— start Extracted material —

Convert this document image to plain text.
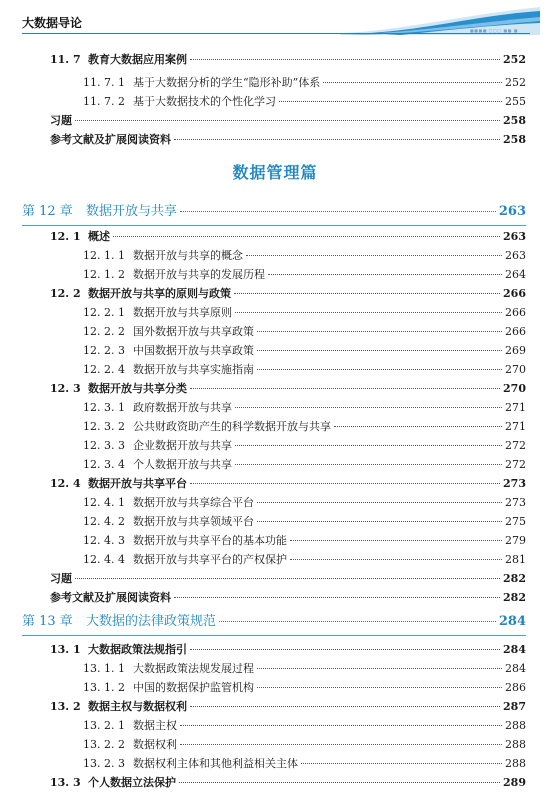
大数据导论
■■■■ □□□ ■■ ■
数据管理篇
11. 7 教育大数据应用案例	252
11. 7. 1 基于大数据分析的学生“隐形补助”体系	252
11. 7. 2 基于大数据技术的个性化学习	255
习题	258
参考文献及扩展阅读资料	258
第 12 章	数据开放与共享	263
12. 1 概述	263
12. 1. 1 数据开放与共享的概念	263
12. 1. 2 数据开放与共享的发展历程	264
12. 2 数据开放与共享的原则与政策	266
12. 2. 1 数据开放与共享原则	266
12. 2. 2 国外数据开放与共享政策	266
12. 2. 3 中国数据开放与共享政策	269
12. 2. 4 数据开放与共享实施指南	270
12. 3 数据开放与共享分类	270
12. 3. 1 政府数据开放与共享	271
12. 3. 2 公共财政资助产生的科学数据开放与共享	271
12. 3. 3 企业数据开放与共享	272
12. 3. 4 个人数据开放与共享	272
12. 4 数据开放与共享平台	273
12. 4. 1 数据开放与共享综合平台	273
12. 4. 2 数据开放与共享领域平台	275
12. 4. 3 数据开放与共享平台的基本功能	279
12. 4. 4 数据开放与共享平台的产权保护	281
习题	282
参考文献及扩展阅读资料	282
第 13 章	大数据的法律政策规范	284
13. 1 大数据政策法规指引	284
13. 1. 1 大数据政策法规发展过程	284
13. 1. 2 中国的数据保护监管机构	286
13. 2 数据主权与数据权利	287
13. 2. 1 数据主权	288
13. 2. 2 数据权利	288
13. 2. 3 数据权利主体和其他利益相关主体	288
13. 3 个人数据立法保护	289
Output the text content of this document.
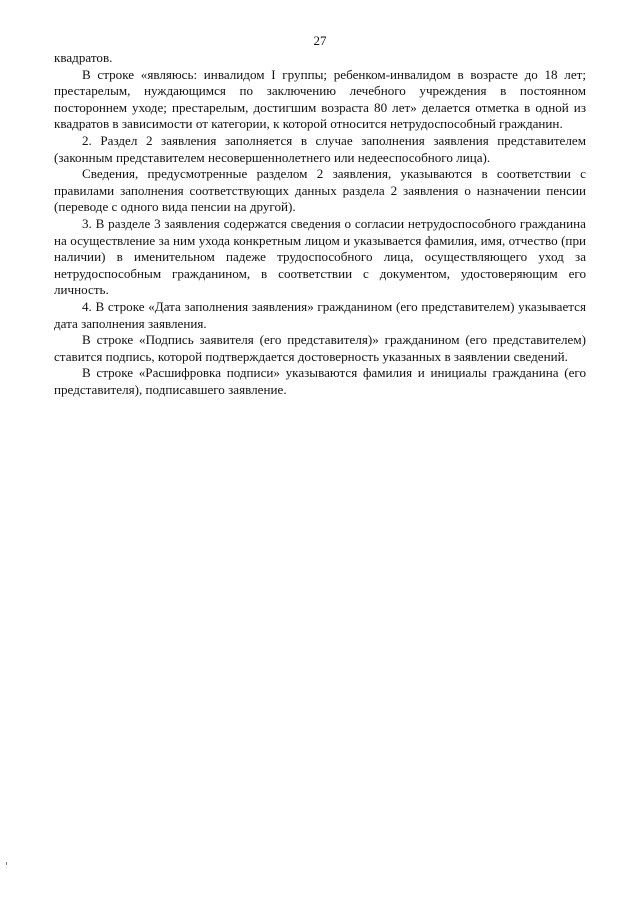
27

квадратов.

В строке «являюсь: инвалидом I группы; ребенком-инвалидом в возрасте до 18 лет; престарелым, нуждающимся по заключению лечебного учреждения в постоянном постороннем уходе; престарелым, достигшим возраста 80 лет» делается отметка в одной из квадратов в зависимости от категории, к которой относится нетрудоспособный гражданин.

2. Раздел 2 заявления заполняется в случае заполнения заявления представителем (законным представителем несовершеннолетнего или недееспособного лица).

Сведения, предусмотренные разделом 2 заявления, указываются в соответствии с правилами заполнения соответствующих данных раздела 2 заявления о назначении пенсии (переводе с одного вида пенсии на другой).

3. В разделе 3 заявления содержатся сведения о согласии нетрудоспособного гражданина на осуществление за ним ухода конкретным лицом и указывается фамилия, имя, отчество (при наличии) в именительном падеже трудоспособного лица, осуществляющего уход за нетрудоспособным гражданином, в соответствии с документом, удостоверяющим его личность.

4. В строке «Дата заполнения заявления» гражданином (его представителем) указывается дата заполнения заявления.

В строке «Подпись заявителя (его представителя)» гражданином (его представителем) ставится подпись, которой подтверждается достоверность указанных в заявлении сведений.

В строке «Расшифровка подписи» указываются фамилия и инициалы гражданина (его представителя), подписавшего заявление.
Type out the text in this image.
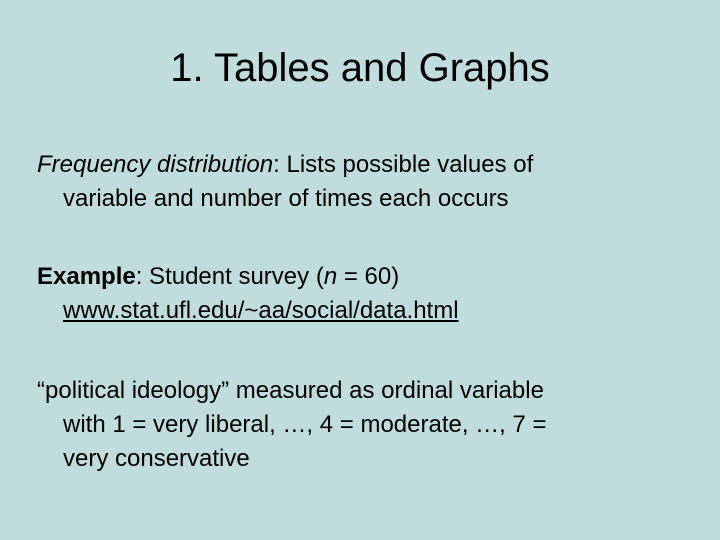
1. Tables and Graphs
Frequency distribution: Lists possible values of
variable and number of times each occurs
Example: Student survey (n = 60)
www.stat.ufl.edu/~aa/social/data.html
“political ideology” measured as ordinal variable
with 1 = very liberal, …, 4 = moderate, …, 7 =
very conservative
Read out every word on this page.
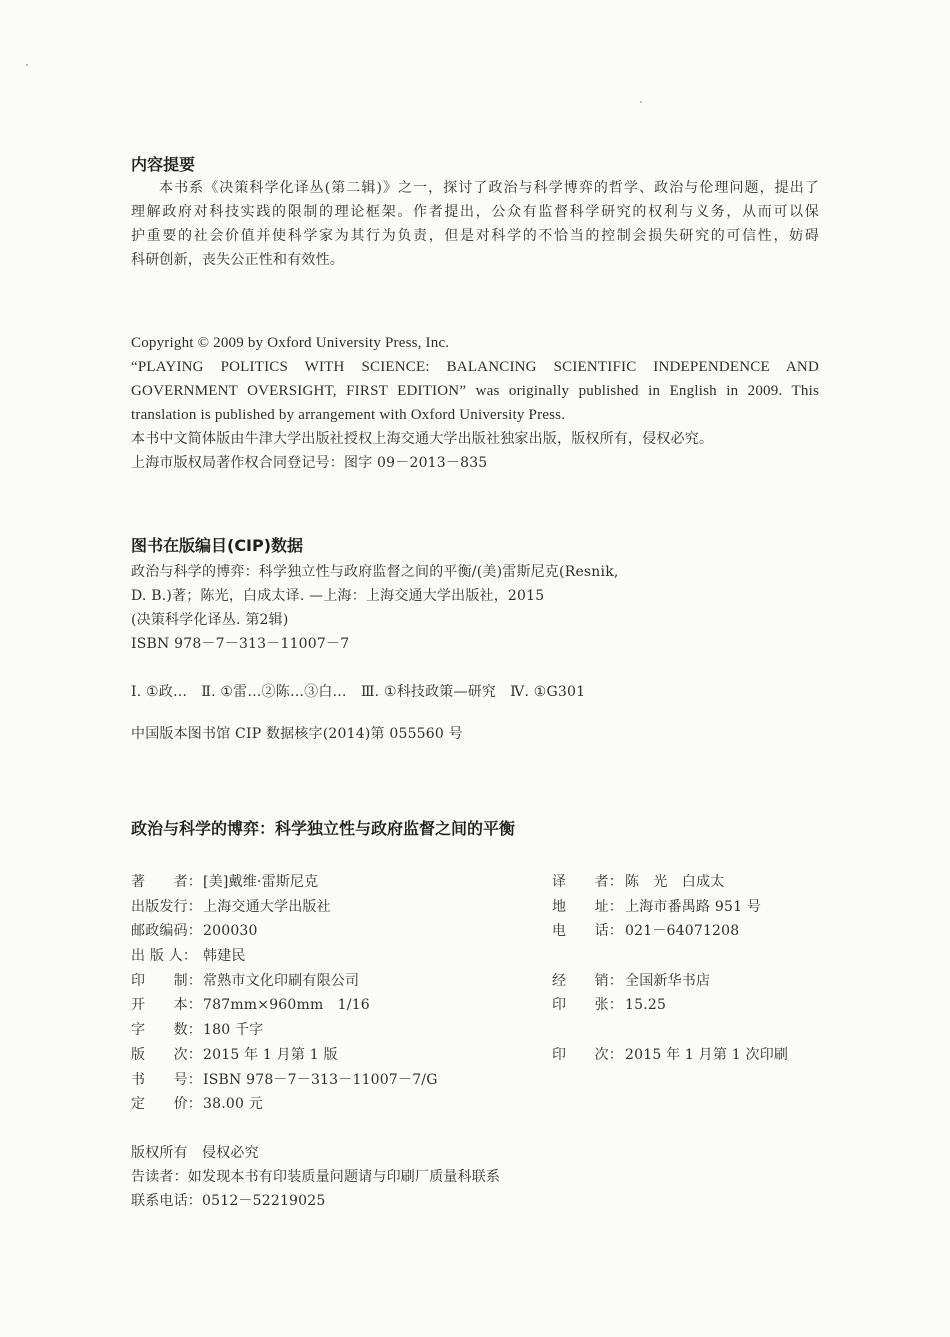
内容提要
本书系《决策科学化译丛(第二辑)》之一，探讨了政治与科学博弈的哲学、政治与伦理问题，提出了
理解政府对科技实践的限制的理论框架。作者提出，公众有监督科学研究的权利与义务，从而可以保
护重要的社会价值并使科学家为其行为负责，但是对科学的不恰当的控制会损失研究的可信性，妨碍
科研创新，丧失公正性和有效性。
Copyright © 2009 by Oxford University Press, Inc.
“PLAYING POLITICS WITH SCIENCE: BALANCING SCIENTIFIC INDEPENDENCE AND
GOVERNMENT OVERSIGHT, FIRST EDITION” was originally published in English in 2009. This
translation is published by arrangement with Oxford University Press.
本书中文简体版由牛津大学出版社授权上海交通大学出版社独家出版，版权所有，侵权必究。
上海市版权局著作权合同登记号：图字 09－2013－835
图书在版编目(CIP)数据
政治与科学的博弈：科学独立性与政府监督之间的平衡/(美)雷斯尼克(Resnik,
D. B.)著；陈光，白成太译. —上海：上海交通大学出版社，2015
(决策科学化译丛. 第2辑)
ISBN 978－7－313－11007－7
Ⅰ. ①政…　Ⅱ. ①雷…②陈…③白…　Ⅲ. ①科技政策—研究　Ⅳ. ①G301
中国版本图书馆 CIP 数据核字(2014)第 055560 号
政治与科学的博弈：科学独立性与政府监督之间的平衡
著　　者： [美]戴维·雷斯尼克	译　　者： 陈　光　白成太
出版发行： 上海交通大学出版社	地　　址： 上海市番禺路 951 号
邮政编码： 200030	电　　话： 021－64071208
出 版 人： 韩建民
印　　制： 常熟市文化印刷有限公司	经　　销： 全国新华书店
开　　本： 787mm×960mm　1/16	印　　张： 15.25
字　　数： 180 千字
版　　次： 2015 年 1 月第 1 版	印　　次： 2015 年 1 月第 1 次印刷
书　　号： ISBN 978－7－313－11007－7/G
定　　价： 38.00 元
版权所有　侵权必究
告读者：如发现本书有印装质量问题请与印刷厂质量科联系
联系电话：0512－52219025
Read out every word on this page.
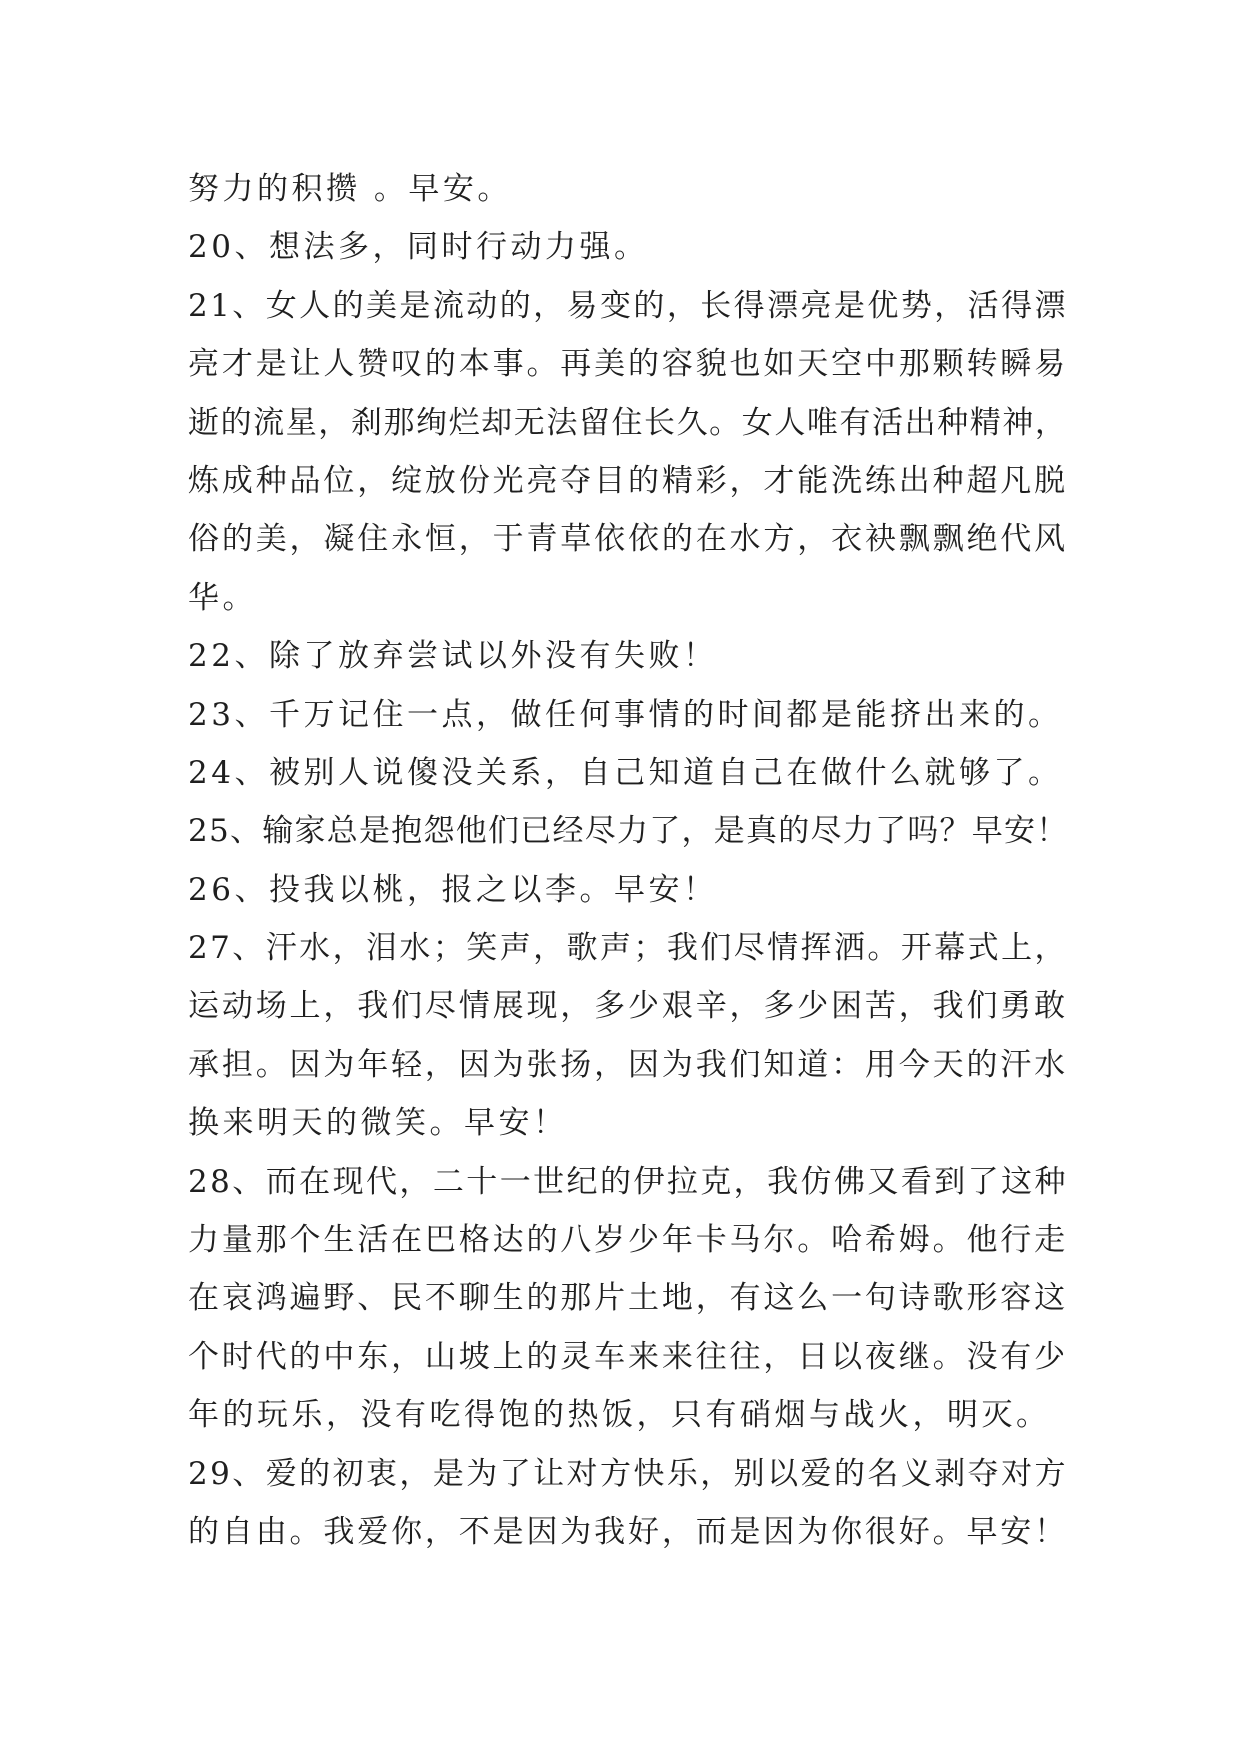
努力的积攒 。早安。
20、想法多，同时行动力强。
21、女人的美是流动的，易变的，长得漂亮是优势，活得漂
亮才是让人赞叹的本事。再美的容貌也如天空中那颗转瞬易
逝的流星，刹那绚烂却无法留住长久。女人唯有活出种精神，
炼成种品位，绽放份光亮夺目的精彩，才能洗练出种超凡脱
俗的美，凝住永恒，于青草依依的在水方，衣袂飘飘绝代风
华。
22、除了放弃尝试以外没有失败！
23、千万记住一点，做任何事情的时间都是能挤出来的。
24、被别人说傻没关系，自己知道自己在做什么就够了。
25、输家总是抱怨他们已经尽力了，是真的尽力了吗？早安！
26、投我以桃，报之以李。早安！
27、汗水，泪水；笑声，歌声；我们尽情挥洒。开幕式上，
运动场上，我们尽情展现，多少艰辛，多少困苦，我们勇敢
承担。因为年轻，因为张扬，因为我们知道：用今天的汗水
换来明天的微笑。早安！
28、而在现代，二十一世纪的伊拉克，我仿佛又看到了这种
力量那个生活在巴格达的八岁少年卡马尔。哈希姆。他行走
在哀鸿遍野、民不聊生的那片土地，有这么一句诗歌形容这
个时代的中东，山坡上的灵车来来往往，日以夜继。没有少
年的玩乐，没有吃得饱的热饭，只有硝烟与战火，明灭。
29、爱的初衷，是为了让对方快乐，别以爱的名义剥夺对方
的自由。我爱你，不是因为我好，而是因为你很好。早安！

— end Extracted material —

Description of the task.
Retype each entry precisely. Skip images entirely.

Task answer.
Convert this document image to plain text.
大数据导论
■■■■ □□□ ■■ ■
数据管理篇
11. 7 教育大数据应用案例	252
11. 7. 1 基于大数据分析的学生“隐形补助”体系	252
11. 7. 2 基于大数据技术的个性化学习	255
习题	258
参考文献及扩展阅读资料	258
第 12 章	数据开放与共享	263
12. 1 概述	263
12. 1. 1 数据开放与共享的概念	263
12. 1. 2 数据开放与共享的发展历程	264
12. 2 数据开放与共享的原则与政策	266
12. 2. 1 数据开放与共享原则	266
12. 2. 2 国外数据开放与共享政策	266
12. 2. 3 中国数据开放与共享政策	269
12. 2. 4 数据开放与共享实施指南	270
12. 3 数据开放与共享分类	270
12. 3. 1 政府数据开放与共享	271
12. 3. 2 公共财政资助产生的科学数据开放与共享	271
12. 3. 3 企业数据开放与共享	272
12. 3. 4 个人数据开放与共享	272
12. 4 数据开放与共享平台	273
12. 4. 1 数据开放与共享综合平台	273
12. 4. 2 数据开放与共享领域平台	275
12. 4. 3 数据开放与共享平台的基本功能	279
12. 4. 4 数据开放与共享平台的产权保护	281
习题	282
参考文献及扩展阅读资料	282
第 13 章	大数据的法律政策规范	284
13. 1 大数据政策法规指引	284
13. 1. 1 大数据政策法规发展过程	284
13. 1. 2 中国的数据保护监管机构	286
13. 2 数据主权与数据权利	287
13. 2. 1 数据主权	288
13. 2. 2 数据权利	288
13. 2. 3 数据权利主体和其他利益相关主体	288
13. 3 个人数据立法保护	289
Output the text content of this document.
27

квадратов.

В строке «являюсь: инвалидом I группы; ребенком-инвалидом в возрасте до 18 лет; престарелым, нуждающимся по заключению лечебного учреждения в постоянном постороннем уходе; престарелым, достигшим возраста 80 лет» делается отметка в одной из квадратов в зависимости от категории, к которой относится нетрудоспособный гражданин.

2. Раздел 2 заявления заполняется в случае заполнения заявления представителем (законным представителем несовершеннолетнего или недееспособного лица).

Сведения, предусмотренные разделом 2 заявления, указываются в соответствии с правилами заполнения соответствующих данных раздела 2 заявления о назначении пенсии (переводе с одного вида пенсии на другой).

3. В разделе 3 заявления содержатся сведения о согласии нетрудоспособного гражданина на осуществление за ним ухода конкретным лицом и указывается фамилия, имя, отчество (при наличии) в именительном падеже трудоспособного лица, осуществляющего уход за нетрудоспособным гражданином, в соответствии с документом, удостоверяющим его личность.

4. В строке «Дата заполнения заявления» гражданином (его представителем) указывается дата заполнения заявления.

В строке «Подпись заявителя (его представителя)» гражданином (его представителем) ставится подпись, которой подтверждается достоверность указанных в заявлении сведений.

В строке «Расшифровка подписи» указываются фамилия и инициалы гражданина (его представителя), подписавшего заявление.
Type out the text in this image.
1. Tables and Graphs
Frequency distribution: Lists possible values of
variable and number of times each occurs
Example: Student survey (n = 60)
www.stat.ufl.edu/~aa/social/data.html
“political ideology” measured as ordinal variable
with 1 = very liberal, …, 4 = moderate, …, 7 =
very conservative
Read out every word on this page.
内容提要
本书系《决策科学化译丛(第二辑)》之一，探讨了政治与科学博弈的哲学、政治与伦理问题，提出了
理解政府对科技实践的限制的理论框架。作者提出，公众有监督科学研究的权利与义务，从而可以保
护重要的社会价值并使科学家为其行为负责，但是对科学的不恰当的控制会损失研究的可信性，妨碍
科研创新，丧失公正性和有效性。
Copyright © 2009 by Oxford University Press, Inc.
“PLAYING POLITICS WITH SCIENCE: BALANCING SCIENTIFIC INDEPENDENCE AND
GOVERNMENT OVERSIGHT, FIRST EDITION” was originally published in English in 2009. This
translation is published by arrangement with Oxford University Press.
本书中文简体版由牛津大学出版社授权上海交通大学出版社独家出版，版权所有，侵权必究。
上海市版权局著作权合同登记号：图字 09－2013－835
图书在版编目(CIP)数据
政治与科学的博弈：科学独立性与政府监督之间的平衡/(美)雷斯尼克(Resnik,
D. B.)著；陈光，白成太译. —上海：上海交通大学出版社，2015
(决策科学化译丛. 第2辑)
ISBN 978－7－313－11007－7
Ⅰ. ①政…　Ⅱ. ①雷…②陈…③白…　Ⅲ. ①科技政策—研究　Ⅳ. ①G301
中国版本图书馆 CIP 数据核字(2014)第 055560 号
政治与科学的博弈：科学独立性与政府监督之间的平衡
著　　者： [美]戴维·雷斯尼克	译　　者： 陈　光　白成太
出版发行： 上海交通大学出版社	地　　址： 上海市番禺路 951 号
邮政编码： 200030	电　　话： 021－64071208
出 版 人： 韩建民
印　　制： 常熟市文化印刷有限公司	经　　销： 全国新华书店
开　　本： 787mm×960mm　1/16	印　　张： 15.25
字　　数： 180 千字
版　　次： 2015 年 1 月第 1 版	印　　次： 2015 年 1 月第 1 次印刷
书　　号： ISBN 978－7－313－11007－7/G
定　　价： 38.00 元
版权所有　侵权必究
告读者：如发现本书有印装质量问题请与印刷厂质量科联系
联系电话：0512－52219025
Read out every word on this page.
努力的积攒 。早安。
20、想法多，同时行动力强。
21、女人的美是流动的，易变的，长得漂亮是优势，活得漂
亮才是让人赞叹的本事。再美的容貌也如天空中那颗转瞬易
逝的流星，刹那绚烂却无法留住长久。女人唯有活出种精神，
炼成种品位，绽放份光亮夺目的精彩，才能洗练出种超凡脱
俗的美，凝住永恒，于青草依依的在水方，衣袂飘飘绝代风
华。
22、除了放弃尝试以外没有失败！
23、千万记住一点，做任何事情的时间都是能挤出来的。
24、被别人说傻没关系，自己知道自己在做什么就够了。
25、输家总是抱怨他们已经尽力了，是真的尽力了吗？早安！
26、投我以桃，报之以李。早安！
27、汗水，泪水；笑声，歌声；我们尽情挥洒。开幕式上，
运动场上，我们尽情展现，多少艰辛，多少困苦，我们勇敢
承担。因为年轻，因为张扬，因为我们知道：用今天的汗水
换来明天的微笑。早安！
28、而在现代，二十一世纪的伊拉克，我仿佛又看到了这种
力量那个生活在巴格达的八岁少年卡马尔。哈希姆。他行走
在哀鸿遍野、民不聊生的那片土地，有这么一句诗歌形容这
个时代的中东，山坡上的灵车来来往往，日以夜继。没有少
年的玩乐，没有吃得饱的热饭，只有硝烟与战火，明灭。
29、爱的初衷，是为了让对方快乐，别以爱的名义剥夺对方
的自由。我爱你，不是因为我好，而是因为你很好。早安！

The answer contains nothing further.